#### Requests
- 1) Revise the stretch of the blog post on measuring morale from "Go large and" through "don’t mean it.", replacing "jokes" with "puns".
- 2) In the blog post on measuring morale, who is the guest on the April 4th conference call?
- 3) Keep writing the blog page on morale and pretending, picking up right after its final sentence.

#### Article
Posts Tagged ‘Culture’

Sour Faces Whining About Sour Faces

March 30, 2013

sad

I’m sick of organizations that don’t measure what matters.

Production targets flash on computer screens. Today’s production target: 1,500 widgets. Current: 837 widgets. The message: people are tools.

Measurement reflects value.

Where is the morale meter? Morale doesn’t matter when you don’t measure morale building behaviors.

What isn’t measured doesn’t matter,
even if you say it does.

Organizations must measure widget production. No argument from me. But, where the heck are the:

  1. Smile meters.
  2. Compliment counters.
  3. Laugh tracks. (pun intended)
  4. Pat-on-the-back targets.

I’m tired of complaints about sad environments. Do something about it.

Place smile-counting buttons on every computer screen. Every time someone smiles at you, push the smile icon. Position a smile-tracking-board in the lobby for everyone to see. I’m not joking.

Go large and create columns on a public board to record: smiles, laughs, compliments, and pats on the back. Go crazy and count the number of jokes told in the office. Give extra credit for bad jokes.

Skeptics:

“What if they don’t mean it, you ask?” Who gives a crap? Just do it. Sarcastic smiles are funny. A begrudging grin is better than no grin.

Smile even if you don’t mean it.
After a while you will.

I’m sick of hearing leaders with sour faces whining about sour faces.

I’ve been places where smiles appear briefly on full moon, when the brave crazies come out.

You’re so full of yourself that you don’t dare measure morale building behaviors because morale sucks so bad in your organization. If you don’t do something about it, learn to enjoy it.

Measure:

Happiness matters. Measure it. What gets measure gets done. By the way, people aren’t tools!

How can leaders focus on happiness without losing sight of results?

Do something to enrich your personal morale. Join me, April 4th, for a FREE – LIVE conference call with Dr. Henry Cloud. Learn the surprising truth that setting boundaries extends results. INFO

Dr Henry Cloud with quote

Pretending Its OK or Freedom Through Real

March 11, 2013

Pretending

Image source by George Hodan

Pretending you have it together indicates you don’t.

#### Data excerpt
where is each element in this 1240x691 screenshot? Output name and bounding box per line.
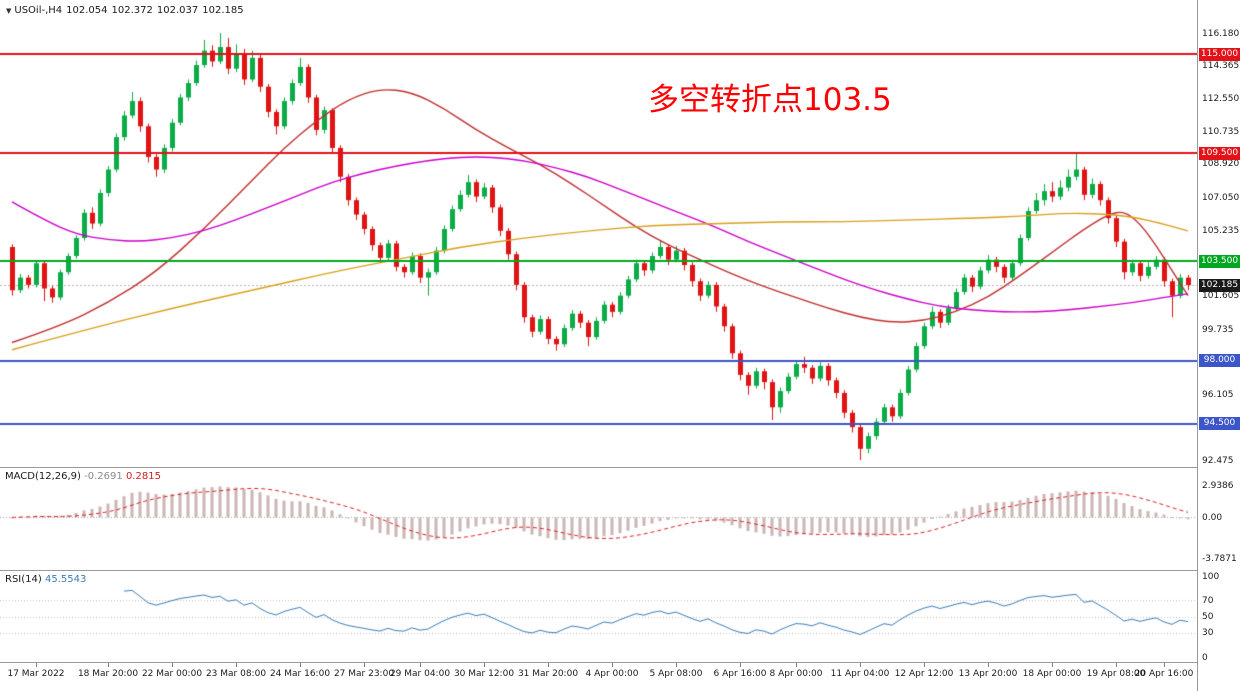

#### Responses
- 1)
Go large and create columns on a public board to record: smiles, laughs, compliments, and pats on the back. Go crazy and count the number of puns told in the office. Give extra credit for bad puns.

Skeptics:

“What if they don’t mean it, you ask?” Who gives a crap? Just do it. Sarcastic smiles are funny. A begrudging grin is better than no grin.

Smile even if you don’t mean it.

- 2) Dr. Henry Cloud.

- 3)
Pretending perpetuates problems, propagates failures, and strengthens stress. Worse yet, …

Leaders who pretend lose themselves, bit by bit.

Bill George writes, “One Stanford professor has discovered that the number one fear of top leaders is “being found out.” (The foreword of, “Leadership and the Art of the Struggle,” by Steven Snyder.)

You continue being the problem
until you acknowledge you’re part of the problem.

Get real:

Everyone struggles. Perhaps ignorance is bliss in some contexts but never in leadership.

No one has it all together; pretending won’t make it so.

The leaders you place on pedestals feel confusion, doubt, and fear.

Run from every leader who doesn’t struggle. They’re intentional fakers, deluded, or they wrongly believe being positive is pretending its OK when it isn’t.

Pretending it’s so doesn’t make it so.

The first danger of false positivity:

Problems take root and grow when you close your eyes and pretend.

You can’t address what you pretend isn’t there.

“Tuning out all negative thoughts and emotions can be a roadblock to the honest conversations people need to have with themselves and with others.” Steven Snyder.

The second danger of false positivity:

Ostrich leaders – those who pretend its ok when it’s not – propagate insecure cultures.

Fake faces at the top invalidate your struggle. How can they have it together when you’re falling apart?

Ostrich leaders subtly encourage others to bury their heads in the sand.

Freedom through real:

“Savvy leaders embrace struggle as an opportunity for growth and learning, as an art to be mastered.” Steven Snyder.

The first step toward real is admitting you’re not. Growth and learning begin at that point, not before.

The second step toward real is revealing your true self to trusted friends.

What false beliefs propagate pretending?

How can leaders embrace struggle without losing confidence?

Free chapter of, The Art of The Struggle.” (No email required. Just enjoy.)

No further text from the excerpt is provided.